### What you are asked to do
Copy, from the entries below, each line where the word "contributions" can be found.
[Records for the exercise start]
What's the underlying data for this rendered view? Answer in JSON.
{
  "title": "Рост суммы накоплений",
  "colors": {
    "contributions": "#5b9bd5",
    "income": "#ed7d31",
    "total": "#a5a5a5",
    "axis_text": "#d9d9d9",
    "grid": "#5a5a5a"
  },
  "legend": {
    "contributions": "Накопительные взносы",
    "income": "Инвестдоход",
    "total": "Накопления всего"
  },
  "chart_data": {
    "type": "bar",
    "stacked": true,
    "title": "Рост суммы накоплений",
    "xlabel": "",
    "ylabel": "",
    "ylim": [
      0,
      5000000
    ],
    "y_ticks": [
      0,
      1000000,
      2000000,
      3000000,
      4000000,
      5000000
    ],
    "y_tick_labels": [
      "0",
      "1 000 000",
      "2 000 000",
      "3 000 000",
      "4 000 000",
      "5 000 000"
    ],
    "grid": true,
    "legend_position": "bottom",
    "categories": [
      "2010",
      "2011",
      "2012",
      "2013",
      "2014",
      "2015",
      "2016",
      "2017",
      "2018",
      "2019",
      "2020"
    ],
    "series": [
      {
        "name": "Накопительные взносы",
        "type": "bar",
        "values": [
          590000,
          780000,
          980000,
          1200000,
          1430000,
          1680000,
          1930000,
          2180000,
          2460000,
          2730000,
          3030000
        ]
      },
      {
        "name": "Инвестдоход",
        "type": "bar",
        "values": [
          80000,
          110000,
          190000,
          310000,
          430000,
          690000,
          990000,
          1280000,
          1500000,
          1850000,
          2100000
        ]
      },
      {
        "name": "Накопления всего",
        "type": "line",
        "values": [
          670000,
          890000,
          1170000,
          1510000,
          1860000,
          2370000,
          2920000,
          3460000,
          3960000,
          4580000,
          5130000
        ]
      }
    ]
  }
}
[Records for the exercise end]
### Response to the task
    "contributions": "#5b9bd5",
    "contributions": "Накопительные взносы",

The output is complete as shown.